═══ DATA FOR PROCESSING

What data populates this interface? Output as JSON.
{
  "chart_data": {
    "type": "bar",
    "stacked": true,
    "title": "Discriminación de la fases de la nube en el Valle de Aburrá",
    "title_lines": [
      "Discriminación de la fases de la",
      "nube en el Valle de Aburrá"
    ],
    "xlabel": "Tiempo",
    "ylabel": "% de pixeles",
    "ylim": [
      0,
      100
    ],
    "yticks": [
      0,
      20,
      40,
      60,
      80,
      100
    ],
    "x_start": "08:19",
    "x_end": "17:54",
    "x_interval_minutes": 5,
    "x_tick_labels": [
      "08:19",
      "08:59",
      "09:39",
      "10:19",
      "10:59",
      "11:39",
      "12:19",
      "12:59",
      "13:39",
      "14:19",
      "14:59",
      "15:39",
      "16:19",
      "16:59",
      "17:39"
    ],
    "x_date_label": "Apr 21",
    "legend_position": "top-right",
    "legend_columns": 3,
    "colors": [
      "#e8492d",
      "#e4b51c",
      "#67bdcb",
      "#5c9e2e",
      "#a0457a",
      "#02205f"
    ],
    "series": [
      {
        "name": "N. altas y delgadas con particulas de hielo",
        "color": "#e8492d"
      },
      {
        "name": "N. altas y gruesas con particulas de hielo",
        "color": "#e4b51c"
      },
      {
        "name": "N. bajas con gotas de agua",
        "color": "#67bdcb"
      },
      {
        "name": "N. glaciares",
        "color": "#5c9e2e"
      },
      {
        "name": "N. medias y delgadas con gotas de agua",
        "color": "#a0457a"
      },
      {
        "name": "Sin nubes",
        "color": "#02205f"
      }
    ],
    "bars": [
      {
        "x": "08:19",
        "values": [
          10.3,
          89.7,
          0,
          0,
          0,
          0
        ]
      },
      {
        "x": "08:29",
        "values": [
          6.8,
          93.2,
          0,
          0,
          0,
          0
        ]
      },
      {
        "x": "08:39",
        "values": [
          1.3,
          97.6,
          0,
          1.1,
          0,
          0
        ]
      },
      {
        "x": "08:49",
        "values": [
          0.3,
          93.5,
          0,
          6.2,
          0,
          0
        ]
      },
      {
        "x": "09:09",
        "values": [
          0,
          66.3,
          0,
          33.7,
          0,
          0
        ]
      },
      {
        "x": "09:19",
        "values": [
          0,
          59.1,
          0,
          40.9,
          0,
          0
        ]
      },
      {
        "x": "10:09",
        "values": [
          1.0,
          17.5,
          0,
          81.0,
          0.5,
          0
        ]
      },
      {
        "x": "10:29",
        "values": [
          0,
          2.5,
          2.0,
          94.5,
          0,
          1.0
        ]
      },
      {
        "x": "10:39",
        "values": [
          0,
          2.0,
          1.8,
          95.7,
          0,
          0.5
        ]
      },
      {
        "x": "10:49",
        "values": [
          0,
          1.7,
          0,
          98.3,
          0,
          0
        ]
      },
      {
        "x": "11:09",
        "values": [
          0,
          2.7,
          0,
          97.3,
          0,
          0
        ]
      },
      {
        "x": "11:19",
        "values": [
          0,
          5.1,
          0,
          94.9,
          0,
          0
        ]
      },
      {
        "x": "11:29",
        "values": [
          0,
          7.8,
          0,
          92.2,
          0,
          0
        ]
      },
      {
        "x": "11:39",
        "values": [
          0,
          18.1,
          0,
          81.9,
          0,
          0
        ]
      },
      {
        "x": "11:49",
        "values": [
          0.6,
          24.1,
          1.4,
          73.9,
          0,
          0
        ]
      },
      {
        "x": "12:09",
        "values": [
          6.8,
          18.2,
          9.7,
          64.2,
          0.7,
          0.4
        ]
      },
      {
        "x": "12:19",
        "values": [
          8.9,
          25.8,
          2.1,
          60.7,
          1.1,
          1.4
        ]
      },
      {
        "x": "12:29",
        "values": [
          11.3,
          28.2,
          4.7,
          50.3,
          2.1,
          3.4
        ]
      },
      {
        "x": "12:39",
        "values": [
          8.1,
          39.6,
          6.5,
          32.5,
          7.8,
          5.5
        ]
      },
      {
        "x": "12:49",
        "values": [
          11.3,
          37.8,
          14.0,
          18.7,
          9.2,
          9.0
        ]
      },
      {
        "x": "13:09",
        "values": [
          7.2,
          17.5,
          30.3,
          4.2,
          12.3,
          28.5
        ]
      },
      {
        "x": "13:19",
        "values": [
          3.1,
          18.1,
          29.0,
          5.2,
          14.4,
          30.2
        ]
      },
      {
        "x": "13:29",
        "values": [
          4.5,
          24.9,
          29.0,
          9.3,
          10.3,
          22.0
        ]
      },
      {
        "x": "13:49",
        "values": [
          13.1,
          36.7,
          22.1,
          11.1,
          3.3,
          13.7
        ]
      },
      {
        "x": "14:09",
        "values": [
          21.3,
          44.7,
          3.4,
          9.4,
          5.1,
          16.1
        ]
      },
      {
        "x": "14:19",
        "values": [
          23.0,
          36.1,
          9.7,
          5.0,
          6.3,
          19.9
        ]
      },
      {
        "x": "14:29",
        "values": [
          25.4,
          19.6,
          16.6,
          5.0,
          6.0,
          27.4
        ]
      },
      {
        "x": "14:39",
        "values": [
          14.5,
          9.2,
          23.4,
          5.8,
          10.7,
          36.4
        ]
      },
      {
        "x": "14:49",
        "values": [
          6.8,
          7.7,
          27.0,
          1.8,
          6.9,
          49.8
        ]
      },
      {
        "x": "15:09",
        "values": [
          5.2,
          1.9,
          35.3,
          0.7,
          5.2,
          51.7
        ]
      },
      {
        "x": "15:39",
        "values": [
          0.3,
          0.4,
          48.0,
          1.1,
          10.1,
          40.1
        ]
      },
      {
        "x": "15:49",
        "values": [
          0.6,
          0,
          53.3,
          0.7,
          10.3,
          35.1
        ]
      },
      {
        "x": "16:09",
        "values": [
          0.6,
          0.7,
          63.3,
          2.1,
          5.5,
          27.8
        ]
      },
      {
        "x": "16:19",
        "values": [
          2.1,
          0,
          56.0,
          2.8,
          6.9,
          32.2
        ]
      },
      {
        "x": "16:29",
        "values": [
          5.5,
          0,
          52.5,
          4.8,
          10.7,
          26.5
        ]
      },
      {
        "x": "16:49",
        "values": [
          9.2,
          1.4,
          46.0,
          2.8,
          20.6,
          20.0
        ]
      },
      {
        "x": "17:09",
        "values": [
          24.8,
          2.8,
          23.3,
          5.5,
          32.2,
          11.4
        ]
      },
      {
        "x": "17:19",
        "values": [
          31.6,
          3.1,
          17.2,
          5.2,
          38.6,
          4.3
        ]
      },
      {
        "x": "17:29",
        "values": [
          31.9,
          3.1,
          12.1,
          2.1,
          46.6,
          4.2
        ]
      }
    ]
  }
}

══════

--- INSTRUCTIONS FOR THE TASK ---
Reply with nothing but the number of lines in the data above that contain "Valle".

--- THE REPLY ---
2